» **What is required**: Find each line that has the string "icon" and give the total, with nothing else.

» **Data supplied**:
• • • •
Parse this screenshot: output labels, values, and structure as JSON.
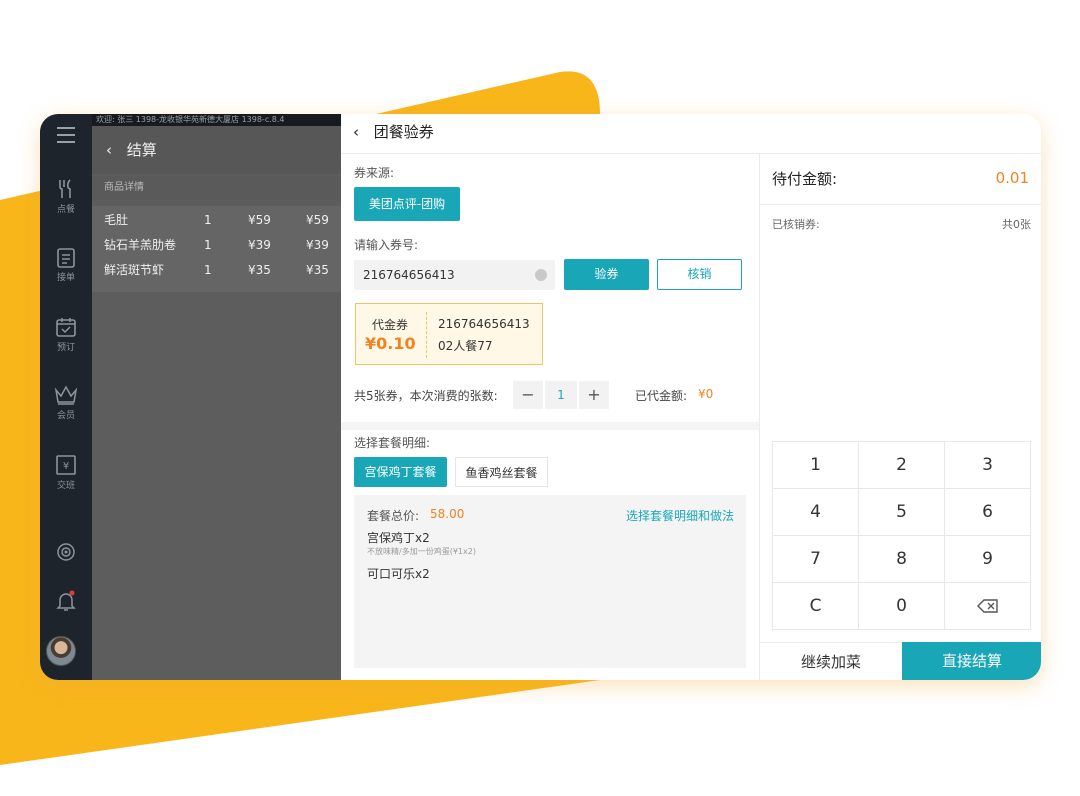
{
  "topbar_text": "欢迎: 张三    1398-龙收银华苑新德大厦店    1398-c.8.4",
  "nav": {
    "items": [
      {
        "label": "点餐",
        "icon": "fork-knife-icon"
      },
      {
        "label": "接单",
        "icon": "clipboard-icon"
      },
      {
        "label": "预订",
        "icon": "calendar-check-icon"
      },
      {
        "label": "会员",
        "icon": "crown-icon"
      },
      {
        "label": "交班",
        "icon": "cash-register-icon"
      }
    ]
  },
  "settle": {
    "title": "结算",
    "subtitle": "商品详情",
    "items": [
      {
        "name": "毛肚",
        "qty": "1",
        "price": "¥59",
        "total": "¥59"
      },
      {
        "name": "钻石羊羔肋卷",
        "qty": "1",
        "price": "¥39",
        "total": "¥39"
      },
      {
        "name": "鲜活斑节虾",
        "qty": "1",
        "price": "¥35",
        "total": "¥35"
      }
    ]
  },
  "panel": {
    "title": "团餐验券",
    "source_label": "券来源:",
    "source_button": "美团点评-团购",
    "code_label": "请输入券号:",
    "code_value": "216764656413",
    "verify_button": "验券",
    "redeem_button": "核销",
    "coupon": {
      "type": "代金券",
      "amount": "¥0.10",
      "code": "216764656413",
      "desc": "02人餐77"
    },
    "count_text": "共5张券，本次消费的张数:",
    "count_value": "1",
    "discount_label": "已代金额:",
    "discount_value": "¥0",
    "package_label": "选择套餐明细:",
    "packages": [
      "宫保鸡丁套餐",
      "鱼香鸡丝套餐"
    ],
    "detail": {
      "total_label": "套餐总价:",
      "total_value": "58.00",
      "link": "选择套餐明细和做法",
      "line1": "宫保鸡丁x2",
      "line1_note": "不放味精/多加一份鸡蛋(¥1x2)",
      "line2": "可口可乐x2"
    }
  },
  "right": {
    "due_label": "待付金额:",
    "due_value": "0.01",
    "redeemed_label": "已核销券:",
    "redeemed_count": "共0张",
    "keys": [
      "1",
      "2",
      "3",
      "4",
      "5",
      "6",
      "7",
      "8",
      "9",
      "C",
      "0",
      ""
    ],
    "continue_button": "继续加菜",
    "checkout_button": "直接结算"
  },
  "colors": {
    "accent": "#19a7b8",
    "orange": "#f0831f",
    "yellow": "#f8b61a"
  }
}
• • • •
» **Exercise answer**: 5